>> START PROVIDED DATA

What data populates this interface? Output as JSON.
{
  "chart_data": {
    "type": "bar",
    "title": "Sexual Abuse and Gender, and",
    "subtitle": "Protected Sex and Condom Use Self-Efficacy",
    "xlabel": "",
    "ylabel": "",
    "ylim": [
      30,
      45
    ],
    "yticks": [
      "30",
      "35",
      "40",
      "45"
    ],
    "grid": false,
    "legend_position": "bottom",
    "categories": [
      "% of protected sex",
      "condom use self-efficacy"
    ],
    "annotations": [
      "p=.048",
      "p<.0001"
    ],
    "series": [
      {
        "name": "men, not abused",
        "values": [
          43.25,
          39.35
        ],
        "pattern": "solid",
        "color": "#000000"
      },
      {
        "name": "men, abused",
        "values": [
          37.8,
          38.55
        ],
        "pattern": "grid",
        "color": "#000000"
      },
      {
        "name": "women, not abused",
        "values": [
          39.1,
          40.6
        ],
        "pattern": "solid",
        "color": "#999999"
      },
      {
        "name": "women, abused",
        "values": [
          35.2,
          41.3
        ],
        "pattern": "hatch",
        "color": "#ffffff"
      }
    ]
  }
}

>> END PROVIDED DATA

### JOB:
Return all of the above records exactly, leaving no line out.

### COMPLETE RESPONSE:
What data populates this interface? Output as JSON.
{
  "chart_data": {
    "type": "bar",
    "title": "Sexual Abuse and Gender, and",
    "subtitle": "Protected Sex and Condom Use Self-Efficacy",
    "xlabel": "",
    "ylabel": "",
    "ylim": [
      30,
      45
    ],
    "yticks": [
      "30",
      "35",
      "40",
      "45"
    ],
    "grid": false,
    "legend_position": "bottom",
    "categories": [
      "% of protected sex",
      "condom use self-efficacy"
    ],
    "annotations": [
      "p=.048",
      "p<.0001"
    ],
    "series": [
      {
        "name": "men, not abused",
        "values": [
          43.25,
          39.35
        ],
        "pattern": "solid",
        "color": "#000000"
      },
      {
        "name": "men, abused",
        "values": [
          37.8,
          38.55
        ],
        "pattern": "grid",
        "color": "#000000"
      },
      {
        "name": "women, not abused",
        "values": [
          39.1,
          40.6
        ],
        "pattern": "solid",
        "color": "#999999"
      },
      {
        "name": "women, abused",
        "values": [
          35.2,
          41.3
        ],
        "pattern": "hatch",
        "color": "#ffffff"
      }
    ]
  }
}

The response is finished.